[Data entries]
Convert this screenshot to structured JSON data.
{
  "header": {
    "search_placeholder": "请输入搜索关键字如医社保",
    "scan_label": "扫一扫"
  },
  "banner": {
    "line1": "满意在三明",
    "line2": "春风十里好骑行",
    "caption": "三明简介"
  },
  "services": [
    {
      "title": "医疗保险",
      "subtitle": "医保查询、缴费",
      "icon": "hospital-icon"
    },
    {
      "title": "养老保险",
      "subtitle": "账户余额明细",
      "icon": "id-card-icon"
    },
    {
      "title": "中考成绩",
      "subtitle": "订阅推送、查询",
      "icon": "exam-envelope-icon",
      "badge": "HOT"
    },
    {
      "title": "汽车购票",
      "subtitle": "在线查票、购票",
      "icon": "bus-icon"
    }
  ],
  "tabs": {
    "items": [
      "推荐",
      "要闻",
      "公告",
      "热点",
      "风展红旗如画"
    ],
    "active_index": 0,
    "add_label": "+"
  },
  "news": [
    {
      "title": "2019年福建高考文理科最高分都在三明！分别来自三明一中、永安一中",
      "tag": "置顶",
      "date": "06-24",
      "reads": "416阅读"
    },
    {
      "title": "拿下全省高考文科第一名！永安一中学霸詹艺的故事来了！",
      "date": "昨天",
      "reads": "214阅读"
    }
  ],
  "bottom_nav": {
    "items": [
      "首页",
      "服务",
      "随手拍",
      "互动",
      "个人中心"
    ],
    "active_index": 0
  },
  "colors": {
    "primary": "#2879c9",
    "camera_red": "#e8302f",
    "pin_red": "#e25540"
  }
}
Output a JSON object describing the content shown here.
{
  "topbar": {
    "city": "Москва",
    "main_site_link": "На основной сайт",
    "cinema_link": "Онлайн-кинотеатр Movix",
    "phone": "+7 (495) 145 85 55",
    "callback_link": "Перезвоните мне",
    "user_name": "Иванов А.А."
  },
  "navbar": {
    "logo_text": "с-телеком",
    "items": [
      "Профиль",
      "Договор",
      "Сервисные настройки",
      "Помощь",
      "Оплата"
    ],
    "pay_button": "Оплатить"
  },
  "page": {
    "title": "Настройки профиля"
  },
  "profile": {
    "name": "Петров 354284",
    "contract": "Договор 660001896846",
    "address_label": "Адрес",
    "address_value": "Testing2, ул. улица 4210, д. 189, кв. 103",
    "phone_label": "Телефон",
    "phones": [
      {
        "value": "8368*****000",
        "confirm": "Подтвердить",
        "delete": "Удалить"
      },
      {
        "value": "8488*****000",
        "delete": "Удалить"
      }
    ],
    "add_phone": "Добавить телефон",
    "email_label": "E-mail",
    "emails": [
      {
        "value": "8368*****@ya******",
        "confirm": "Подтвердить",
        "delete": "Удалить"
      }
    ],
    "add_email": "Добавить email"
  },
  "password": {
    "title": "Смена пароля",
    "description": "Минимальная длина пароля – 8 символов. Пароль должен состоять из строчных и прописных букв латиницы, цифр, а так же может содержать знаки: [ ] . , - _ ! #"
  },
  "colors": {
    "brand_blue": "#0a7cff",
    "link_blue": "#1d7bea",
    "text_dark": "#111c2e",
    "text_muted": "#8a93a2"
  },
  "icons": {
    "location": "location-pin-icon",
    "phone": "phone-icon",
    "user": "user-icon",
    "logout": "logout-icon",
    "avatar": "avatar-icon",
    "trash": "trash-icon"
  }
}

# What is required
Repeat the entries shown above, every one, word for word.

# Solution to the exercise
Convert this screenshot to structured JSON data.
{
  "header": {
    "search_placeholder": "请输入搜索关键字如医社保",
    "scan_label": "扫一扫"
  },
  "banner": {
    "line1": "满意在三明",
    "line2": "春风十里好骑行",
    "caption": "三明简介"
  },
  "services": [
    {
      "title": "医疗保险",
      "subtitle": "医保查询、缴费",
      "icon": "hospital-icon"
    },
    {
      "title": "养老保险",
      "subtitle": "账户余额明细",
      "icon": "id-card-icon"
    },
    {
      "title": "中考成绩",
      "subtitle": "订阅推送、查询",
      "icon": "exam-envelope-icon",
      "badge": "HOT"
    },
    {
      "title": "汽车购票",
      "subtitle": "在线查票、购票",
      "icon": "bus-icon"
    }
  ],
  "tabs": {
    "items": [
      "推荐",
      "要闻",
      "公告",
      "热点",
      "风展红旗如画"
    ],
    "active_index": 0,
    "add_label": "+"
  },
  "news": [
    {
      "title": "2019年福建高考文理科最高分都在三明！分别来自三明一中、永安一中",
      "tag": "置顶",
      "date": "06-24",
      "reads": "416阅读"
    },
    {
      "title": "拿下全省高考文科第一名！永安一中学霸詹艺的故事来了！",
      "date": "昨天",
      "reads": "214阅读"
    }
  ],
  "bottom_nav": {
    "items": [
      "首页",
      "服务",
      "随手拍",
      "互动",
      "个人中心"
    ],
    "active_index": 0
  },
  "colors": {
    "primary": "#2879c9",
    "camera_red": "#e8302f",
    "pin_red": "#e25540"
  }
}
Output a JSON object describing the content shown here.
{
  "topbar": {
    "city": "Москва",
    "main_site_link": "На основной сайт",
    "cinema_link": "Онлайн-кинотеатр Movix",
    "phone": "+7 (495) 145 85 55",
    "callback_link": "Перезвоните мне",
    "user_name": "Иванов А.А."
  },
  "navbar": {
    "logo_text": "с-телеком",
    "items": [
      "Профиль",
      "Договор",
      "Сервисные настройки",
      "Помощь",
      "Оплата"
    ],
    "pay_button": "Оплатить"
  },
  "page": {
    "title": "Настройки профиля"
  },
  "profile": {
    "name": "Петров 354284",
    "contract": "Договор 660001896846",
    "address_label": "Адрес",
    "address_value": "Testing2, ул. улица 4210, д. 189, кв. 103",
    "phone_label": "Телефон",
    "phones": [
      {
        "value": "8368*****000",
        "confirm": "Подтвердить",
        "delete": "Удалить"
      },
      {
        "value": "8488*****000",
        "delete": "Удалить"
      }
    ],
    "add_phone": "Добавить телефон",
    "email_label": "E-mail",
    "emails": [
      {
        "value": "8368*****@ya******",
        "confirm": "Подтвердить",
        "delete": "Удалить"
      }
    ],
    "add_email": "Добавить email"
  },
  "password": {
    "title": "Смена пароля",
    "description": "Минимальная длина пароля – 8 символов. Пароль должен состоять из строчных и прописных букв латиницы, цифр, а так же может содержать знаки: [ ] . , - _ ! #"
  },
  "colors": {
    "brand_blue": "#0a7cff",
    "link_blue": "#1d7bea",
    "text_dark": "#111c2e",
    "text_muted": "#8a93a2"
  },
  "icons": {
    "location": "location-pin-icon",
    "phone": "phone-icon",
    "user": "user-icon",
    "logout": "logout-icon",
    "avatar": "avatar-icon",
    "trash": "trash-icon"
  }
}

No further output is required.